==== INFORMATION SUPPLIED

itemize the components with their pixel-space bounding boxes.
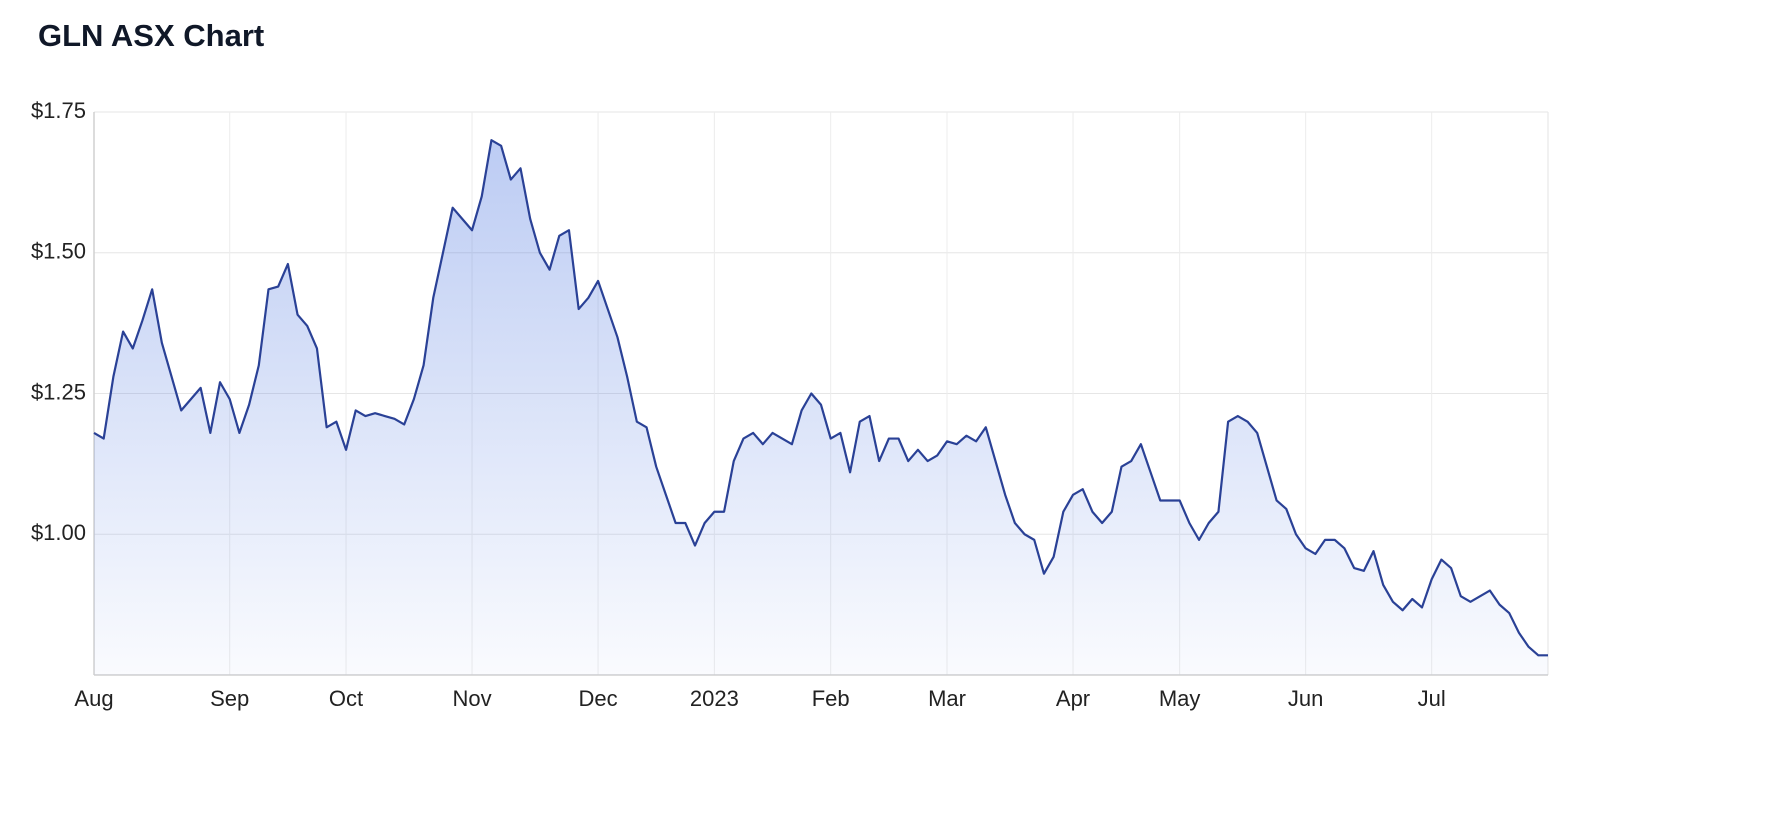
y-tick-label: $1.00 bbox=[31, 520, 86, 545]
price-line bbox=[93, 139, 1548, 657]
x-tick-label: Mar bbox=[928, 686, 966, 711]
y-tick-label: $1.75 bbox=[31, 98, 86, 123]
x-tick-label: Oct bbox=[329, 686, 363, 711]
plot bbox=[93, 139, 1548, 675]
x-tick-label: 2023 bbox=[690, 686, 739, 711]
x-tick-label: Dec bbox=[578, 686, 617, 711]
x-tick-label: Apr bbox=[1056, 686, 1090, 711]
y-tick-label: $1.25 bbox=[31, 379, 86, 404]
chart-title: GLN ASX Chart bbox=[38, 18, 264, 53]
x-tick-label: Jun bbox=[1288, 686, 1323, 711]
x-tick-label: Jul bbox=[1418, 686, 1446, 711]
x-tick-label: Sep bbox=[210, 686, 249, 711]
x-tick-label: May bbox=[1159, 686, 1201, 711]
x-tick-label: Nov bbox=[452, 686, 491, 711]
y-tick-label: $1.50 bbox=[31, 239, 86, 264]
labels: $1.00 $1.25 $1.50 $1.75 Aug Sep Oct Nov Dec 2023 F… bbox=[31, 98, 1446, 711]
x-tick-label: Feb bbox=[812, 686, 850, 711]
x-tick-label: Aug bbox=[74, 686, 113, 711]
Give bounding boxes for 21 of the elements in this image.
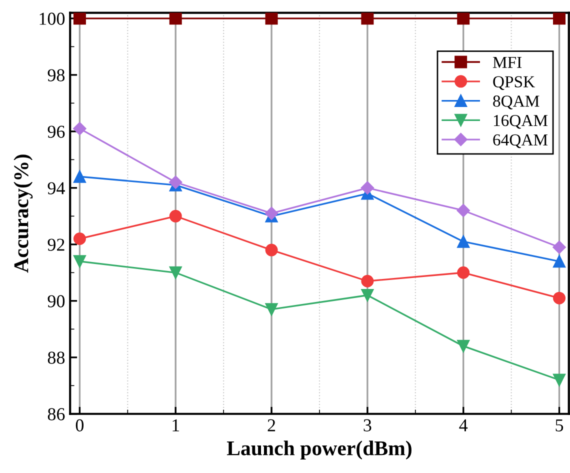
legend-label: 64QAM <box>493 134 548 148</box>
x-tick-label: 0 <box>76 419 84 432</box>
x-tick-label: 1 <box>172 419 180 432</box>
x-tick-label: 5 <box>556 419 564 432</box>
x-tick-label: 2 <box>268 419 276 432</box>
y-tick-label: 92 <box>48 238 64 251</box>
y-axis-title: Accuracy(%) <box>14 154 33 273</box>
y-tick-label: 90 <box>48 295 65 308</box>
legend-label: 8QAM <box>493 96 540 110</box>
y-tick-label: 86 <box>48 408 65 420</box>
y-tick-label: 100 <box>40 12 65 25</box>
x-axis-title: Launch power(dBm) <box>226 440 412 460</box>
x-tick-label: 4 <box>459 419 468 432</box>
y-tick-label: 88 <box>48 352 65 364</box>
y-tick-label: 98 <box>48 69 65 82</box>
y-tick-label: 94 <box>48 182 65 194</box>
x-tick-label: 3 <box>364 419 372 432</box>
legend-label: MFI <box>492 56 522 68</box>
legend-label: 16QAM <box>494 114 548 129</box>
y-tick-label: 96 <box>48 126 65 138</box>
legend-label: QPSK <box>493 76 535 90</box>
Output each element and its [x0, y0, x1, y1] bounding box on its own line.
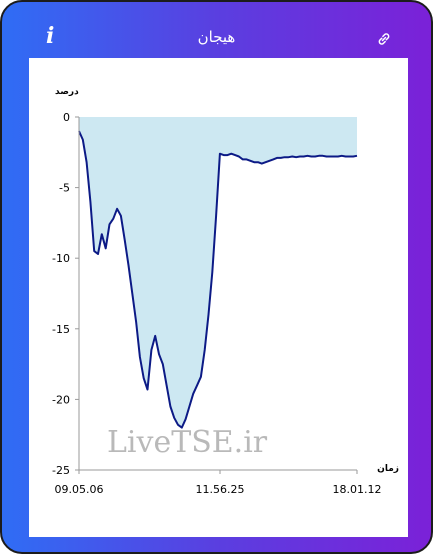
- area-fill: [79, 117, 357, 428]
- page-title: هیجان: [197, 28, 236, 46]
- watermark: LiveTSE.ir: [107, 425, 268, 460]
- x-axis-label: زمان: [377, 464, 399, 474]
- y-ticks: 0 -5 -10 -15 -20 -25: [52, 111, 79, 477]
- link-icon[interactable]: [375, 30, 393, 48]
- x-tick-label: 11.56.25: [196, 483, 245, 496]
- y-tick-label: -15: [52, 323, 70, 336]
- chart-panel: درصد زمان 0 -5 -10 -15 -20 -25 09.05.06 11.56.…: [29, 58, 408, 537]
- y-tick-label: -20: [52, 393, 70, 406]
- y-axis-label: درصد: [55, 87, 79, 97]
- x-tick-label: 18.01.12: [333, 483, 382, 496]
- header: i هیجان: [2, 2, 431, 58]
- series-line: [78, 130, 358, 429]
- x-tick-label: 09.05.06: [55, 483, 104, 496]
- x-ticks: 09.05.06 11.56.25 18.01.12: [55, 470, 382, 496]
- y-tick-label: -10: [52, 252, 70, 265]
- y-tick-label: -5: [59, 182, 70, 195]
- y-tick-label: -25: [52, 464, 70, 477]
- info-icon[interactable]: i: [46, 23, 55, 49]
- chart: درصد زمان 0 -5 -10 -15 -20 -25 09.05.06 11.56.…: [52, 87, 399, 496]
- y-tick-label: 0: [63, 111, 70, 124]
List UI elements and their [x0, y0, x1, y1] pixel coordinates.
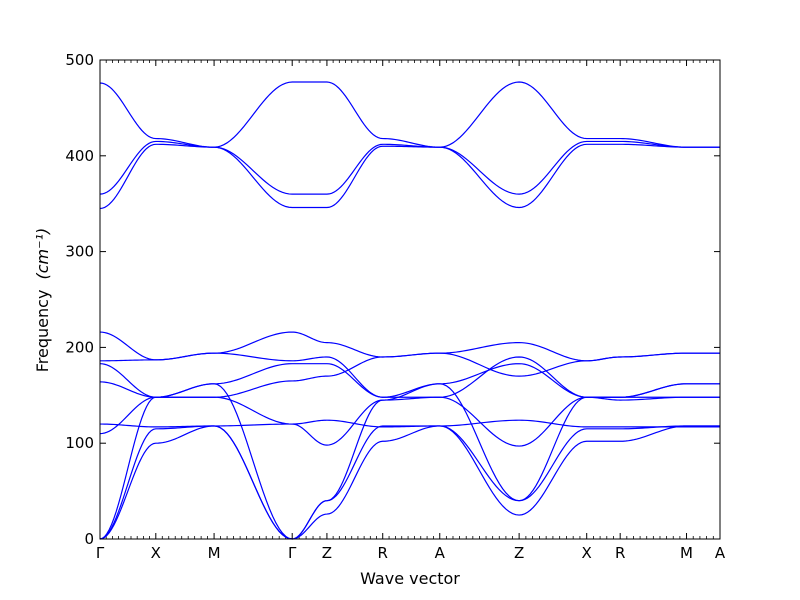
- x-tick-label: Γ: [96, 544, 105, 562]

========

[GOAL]: Copy out the listing lines word for word, starting at the line that contains "y-tick-label: $1.00 bbox=[31, 520, 86, 545]" and ending after the line that contains "labels: $1.00 $1.25".

[COMPLETE RESPONSE]:
y-tick-label: $1.00 bbox=[31, 520, 86, 545]
price-line bbox=[93, 139, 1548, 657]
x-tick-label: Mar bbox=[928, 686, 966, 711]
y-tick-label: $1.75 bbox=[31, 98, 86, 123]
x-tick-label: Oct bbox=[329, 686, 363, 711]
plot bbox=[93, 139, 1548, 675]
x-tick-label: 2023 bbox=[690, 686, 739, 711]
x-tick-label: Dec bbox=[578, 686, 617, 711]
x-tick-label: Apr bbox=[1056, 686, 1090, 711]
y-tick-label: $1.25 bbox=[31, 379, 86, 404]
chart-title: GLN ASX Chart bbox=[38, 18, 264, 53]
x-tick-label: Jun bbox=[1288, 686, 1323, 711]
x-tick-label: Jul bbox=[1418, 686, 1446, 711]
x-tick-label: Sep bbox=[210, 686, 249, 711]
x-tick-label: May bbox=[1159, 686, 1201, 711]
x-tick-label: Nov bbox=[452, 686, 491, 711]
y-tick-label: $1.50 bbox=[31, 239, 86, 264]
labels: $1.00 $1.25 $1.50 $1.75 Aug Sep Oct Nov Dec 2023 F… bbox=[31, 98, 1446, 711]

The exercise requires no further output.